**Task instructions**
Return the count of lines that mention "background", with no other words.

**Data items**

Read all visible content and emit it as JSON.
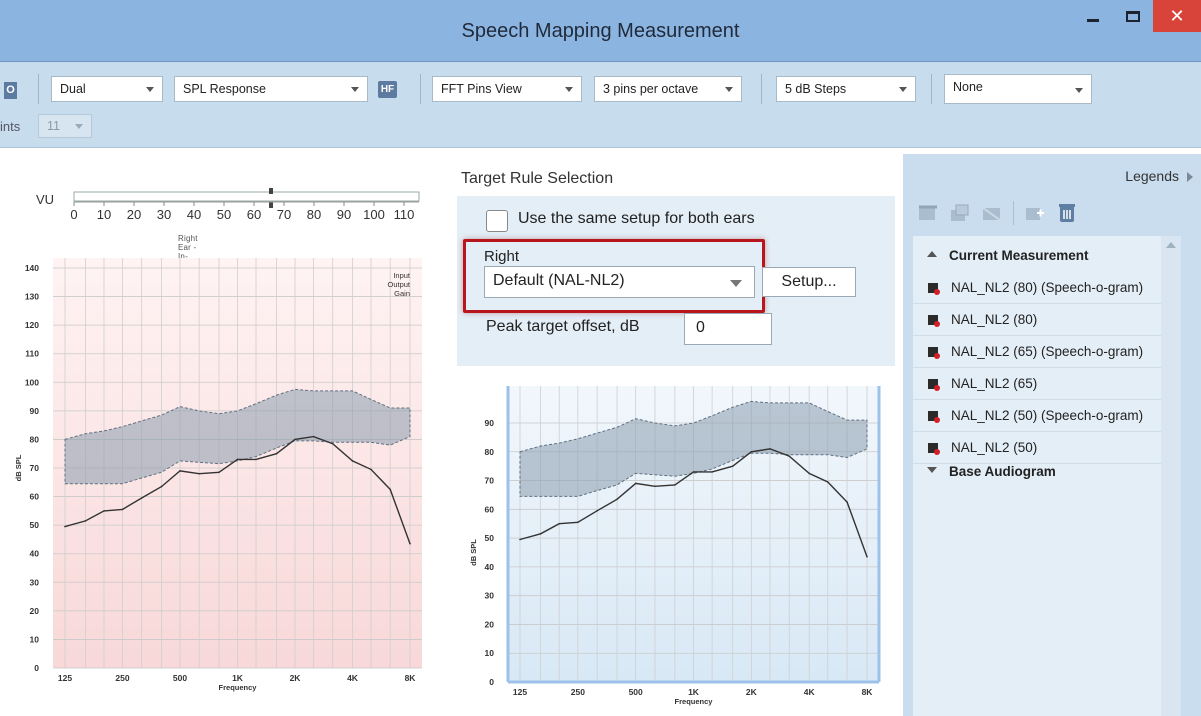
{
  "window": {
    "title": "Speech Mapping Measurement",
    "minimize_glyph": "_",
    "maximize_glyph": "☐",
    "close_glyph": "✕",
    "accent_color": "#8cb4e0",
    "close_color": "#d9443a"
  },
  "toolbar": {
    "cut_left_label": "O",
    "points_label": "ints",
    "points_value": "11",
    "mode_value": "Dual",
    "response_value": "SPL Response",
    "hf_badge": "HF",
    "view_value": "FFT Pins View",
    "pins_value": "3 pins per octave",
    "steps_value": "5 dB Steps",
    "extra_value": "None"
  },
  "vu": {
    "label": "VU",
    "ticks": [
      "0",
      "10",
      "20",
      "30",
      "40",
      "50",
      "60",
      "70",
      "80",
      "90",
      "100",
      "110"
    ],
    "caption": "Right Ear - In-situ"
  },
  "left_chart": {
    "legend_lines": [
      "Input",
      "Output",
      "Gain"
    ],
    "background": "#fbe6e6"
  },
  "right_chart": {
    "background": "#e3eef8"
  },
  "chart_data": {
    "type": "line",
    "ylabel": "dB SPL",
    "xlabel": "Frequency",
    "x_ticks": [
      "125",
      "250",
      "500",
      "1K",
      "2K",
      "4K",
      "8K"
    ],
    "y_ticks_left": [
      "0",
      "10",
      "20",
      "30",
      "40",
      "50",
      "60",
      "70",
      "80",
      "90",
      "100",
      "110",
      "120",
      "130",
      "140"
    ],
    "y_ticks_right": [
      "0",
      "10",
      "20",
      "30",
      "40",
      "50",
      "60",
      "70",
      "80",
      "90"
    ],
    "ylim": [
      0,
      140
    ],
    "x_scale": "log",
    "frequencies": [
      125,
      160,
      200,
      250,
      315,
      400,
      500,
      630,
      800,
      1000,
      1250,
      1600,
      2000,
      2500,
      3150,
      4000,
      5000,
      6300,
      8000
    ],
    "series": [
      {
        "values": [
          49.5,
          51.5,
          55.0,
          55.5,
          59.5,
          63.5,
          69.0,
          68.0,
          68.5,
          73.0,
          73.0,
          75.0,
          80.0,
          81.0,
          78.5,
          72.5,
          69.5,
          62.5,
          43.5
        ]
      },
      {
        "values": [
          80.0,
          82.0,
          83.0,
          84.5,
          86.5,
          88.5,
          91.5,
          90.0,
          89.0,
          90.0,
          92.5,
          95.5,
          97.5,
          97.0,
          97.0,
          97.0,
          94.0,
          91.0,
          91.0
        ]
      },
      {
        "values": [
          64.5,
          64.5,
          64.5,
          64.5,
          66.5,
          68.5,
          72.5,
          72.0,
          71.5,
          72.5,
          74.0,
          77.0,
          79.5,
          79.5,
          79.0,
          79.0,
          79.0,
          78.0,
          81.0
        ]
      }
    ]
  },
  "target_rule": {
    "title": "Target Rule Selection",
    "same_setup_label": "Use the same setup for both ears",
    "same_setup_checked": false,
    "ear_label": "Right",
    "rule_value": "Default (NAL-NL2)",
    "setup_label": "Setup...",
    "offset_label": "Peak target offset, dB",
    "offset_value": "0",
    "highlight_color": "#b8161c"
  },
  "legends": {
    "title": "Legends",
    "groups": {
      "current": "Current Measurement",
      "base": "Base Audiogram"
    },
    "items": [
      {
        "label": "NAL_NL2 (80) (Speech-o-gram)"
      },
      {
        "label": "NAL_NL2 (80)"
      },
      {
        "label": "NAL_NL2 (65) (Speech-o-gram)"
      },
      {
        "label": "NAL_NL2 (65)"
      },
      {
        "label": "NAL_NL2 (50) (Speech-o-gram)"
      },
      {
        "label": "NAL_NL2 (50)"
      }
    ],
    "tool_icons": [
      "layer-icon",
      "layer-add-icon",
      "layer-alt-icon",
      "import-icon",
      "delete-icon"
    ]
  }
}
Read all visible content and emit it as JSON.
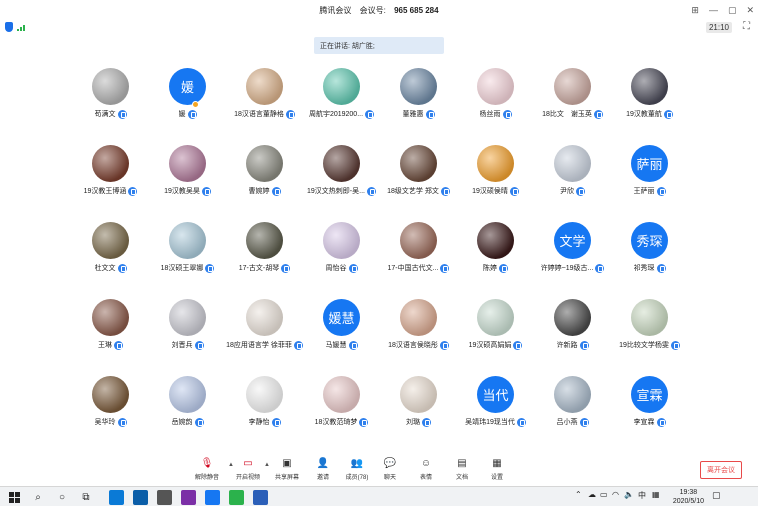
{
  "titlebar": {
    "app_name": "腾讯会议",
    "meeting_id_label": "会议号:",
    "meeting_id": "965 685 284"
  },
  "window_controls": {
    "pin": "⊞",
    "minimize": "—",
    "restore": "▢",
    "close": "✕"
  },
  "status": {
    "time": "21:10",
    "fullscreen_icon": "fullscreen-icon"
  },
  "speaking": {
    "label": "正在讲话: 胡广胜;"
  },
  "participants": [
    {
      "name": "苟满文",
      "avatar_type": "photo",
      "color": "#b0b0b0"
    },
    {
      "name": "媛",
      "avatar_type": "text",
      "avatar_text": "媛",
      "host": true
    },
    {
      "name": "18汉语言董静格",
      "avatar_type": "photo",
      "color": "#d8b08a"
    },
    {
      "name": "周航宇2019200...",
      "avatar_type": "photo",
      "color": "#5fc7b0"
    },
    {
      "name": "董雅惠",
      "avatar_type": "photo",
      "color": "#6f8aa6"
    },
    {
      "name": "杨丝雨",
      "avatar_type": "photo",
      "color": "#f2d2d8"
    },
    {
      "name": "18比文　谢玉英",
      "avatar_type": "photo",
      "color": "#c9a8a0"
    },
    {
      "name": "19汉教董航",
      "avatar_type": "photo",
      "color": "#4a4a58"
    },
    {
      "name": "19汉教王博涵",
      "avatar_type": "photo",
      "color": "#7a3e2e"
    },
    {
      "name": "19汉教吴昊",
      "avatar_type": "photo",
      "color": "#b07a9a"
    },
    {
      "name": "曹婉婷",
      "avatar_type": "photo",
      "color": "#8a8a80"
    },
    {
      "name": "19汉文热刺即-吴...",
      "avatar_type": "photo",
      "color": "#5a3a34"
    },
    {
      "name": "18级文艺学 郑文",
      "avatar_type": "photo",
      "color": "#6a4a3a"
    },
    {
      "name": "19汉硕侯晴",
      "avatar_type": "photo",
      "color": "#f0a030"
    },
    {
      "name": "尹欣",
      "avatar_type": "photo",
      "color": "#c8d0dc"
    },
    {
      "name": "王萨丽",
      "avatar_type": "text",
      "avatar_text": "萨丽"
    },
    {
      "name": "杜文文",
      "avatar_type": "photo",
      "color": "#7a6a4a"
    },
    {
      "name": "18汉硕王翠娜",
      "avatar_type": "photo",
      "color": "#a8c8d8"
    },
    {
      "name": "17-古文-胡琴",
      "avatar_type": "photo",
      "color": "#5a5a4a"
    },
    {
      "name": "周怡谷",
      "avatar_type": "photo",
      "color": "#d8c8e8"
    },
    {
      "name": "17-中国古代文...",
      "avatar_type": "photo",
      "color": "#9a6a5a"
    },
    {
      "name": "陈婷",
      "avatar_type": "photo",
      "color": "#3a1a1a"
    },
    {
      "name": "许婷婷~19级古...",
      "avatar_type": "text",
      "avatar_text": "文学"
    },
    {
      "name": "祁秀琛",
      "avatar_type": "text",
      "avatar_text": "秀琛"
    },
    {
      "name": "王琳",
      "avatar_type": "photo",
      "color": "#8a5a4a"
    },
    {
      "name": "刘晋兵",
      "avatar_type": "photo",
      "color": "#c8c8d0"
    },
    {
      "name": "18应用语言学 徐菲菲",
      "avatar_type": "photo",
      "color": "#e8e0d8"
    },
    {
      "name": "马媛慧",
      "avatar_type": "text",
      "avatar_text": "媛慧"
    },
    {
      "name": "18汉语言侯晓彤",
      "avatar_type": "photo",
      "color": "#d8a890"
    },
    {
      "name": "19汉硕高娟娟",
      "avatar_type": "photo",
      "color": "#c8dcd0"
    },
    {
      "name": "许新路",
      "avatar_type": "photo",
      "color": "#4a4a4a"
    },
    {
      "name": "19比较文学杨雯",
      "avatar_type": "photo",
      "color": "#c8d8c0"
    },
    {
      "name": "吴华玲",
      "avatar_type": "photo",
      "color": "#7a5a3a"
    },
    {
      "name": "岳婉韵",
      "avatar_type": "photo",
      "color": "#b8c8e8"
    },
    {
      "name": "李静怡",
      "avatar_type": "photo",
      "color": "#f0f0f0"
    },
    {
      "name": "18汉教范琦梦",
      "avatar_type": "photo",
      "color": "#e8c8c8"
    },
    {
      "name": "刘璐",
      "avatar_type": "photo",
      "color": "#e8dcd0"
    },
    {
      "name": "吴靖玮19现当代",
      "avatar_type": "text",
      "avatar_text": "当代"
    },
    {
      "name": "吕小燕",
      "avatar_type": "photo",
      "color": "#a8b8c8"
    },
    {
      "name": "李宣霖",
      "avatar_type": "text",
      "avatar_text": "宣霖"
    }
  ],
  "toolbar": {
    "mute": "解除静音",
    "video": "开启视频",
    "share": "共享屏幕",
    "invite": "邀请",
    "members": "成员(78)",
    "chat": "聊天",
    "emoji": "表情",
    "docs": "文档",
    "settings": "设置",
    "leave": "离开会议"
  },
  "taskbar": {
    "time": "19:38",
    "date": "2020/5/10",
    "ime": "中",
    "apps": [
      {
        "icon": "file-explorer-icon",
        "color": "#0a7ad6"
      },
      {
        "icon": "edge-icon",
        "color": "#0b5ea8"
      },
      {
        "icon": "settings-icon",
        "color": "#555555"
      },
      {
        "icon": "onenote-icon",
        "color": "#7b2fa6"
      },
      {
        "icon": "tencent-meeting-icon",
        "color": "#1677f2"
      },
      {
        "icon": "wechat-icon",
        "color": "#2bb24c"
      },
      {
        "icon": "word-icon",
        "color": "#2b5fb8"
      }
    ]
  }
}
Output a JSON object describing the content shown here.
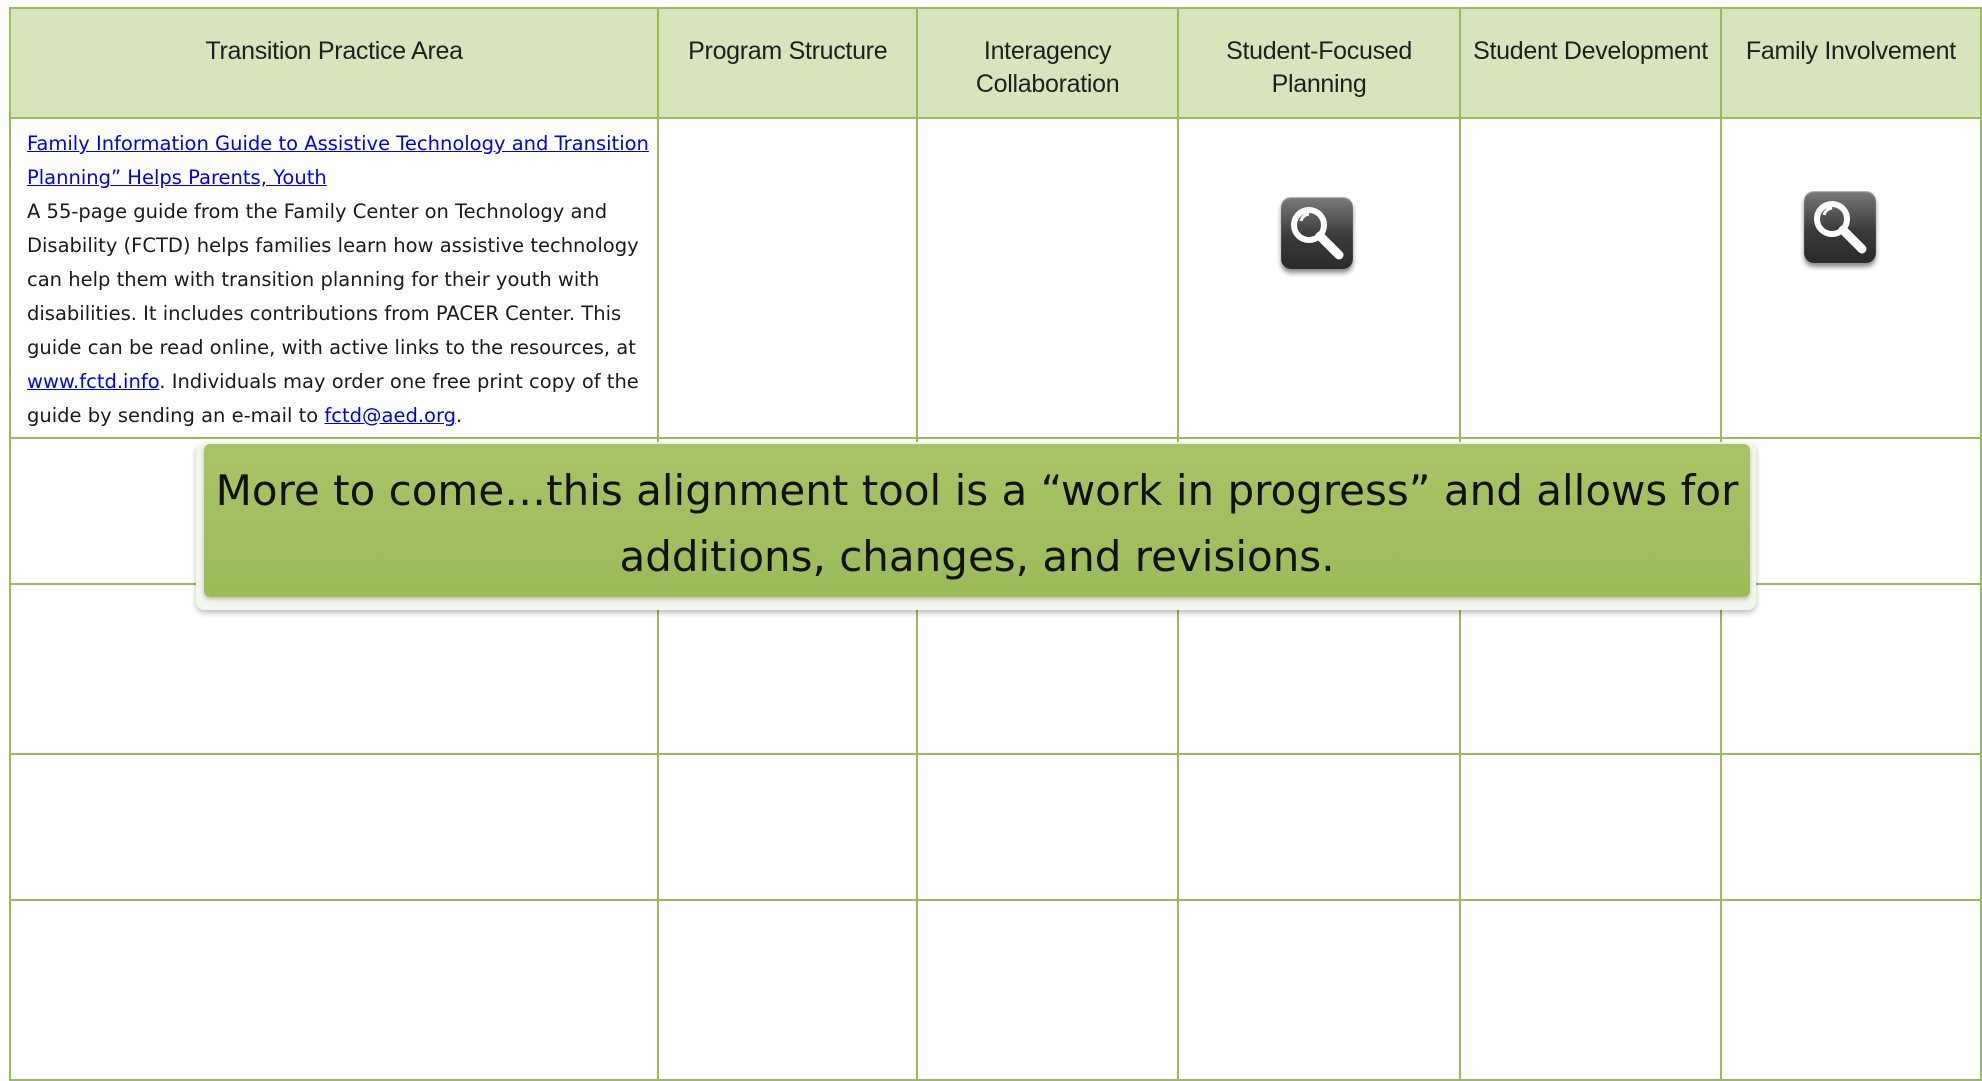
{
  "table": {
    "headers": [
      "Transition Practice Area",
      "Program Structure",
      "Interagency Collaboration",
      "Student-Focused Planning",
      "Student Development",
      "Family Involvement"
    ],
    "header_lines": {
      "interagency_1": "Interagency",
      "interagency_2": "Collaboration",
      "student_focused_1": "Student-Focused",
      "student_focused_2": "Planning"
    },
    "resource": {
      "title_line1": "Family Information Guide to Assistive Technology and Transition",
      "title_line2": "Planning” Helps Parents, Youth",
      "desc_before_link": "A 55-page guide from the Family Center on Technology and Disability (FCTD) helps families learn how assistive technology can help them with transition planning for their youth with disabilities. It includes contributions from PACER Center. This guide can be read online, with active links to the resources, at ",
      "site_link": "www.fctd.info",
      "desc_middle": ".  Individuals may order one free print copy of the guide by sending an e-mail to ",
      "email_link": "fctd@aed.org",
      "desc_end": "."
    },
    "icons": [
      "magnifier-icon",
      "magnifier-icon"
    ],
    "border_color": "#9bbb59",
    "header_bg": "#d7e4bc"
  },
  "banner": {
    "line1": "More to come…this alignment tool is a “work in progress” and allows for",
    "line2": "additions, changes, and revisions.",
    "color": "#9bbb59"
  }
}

**Completed task**
2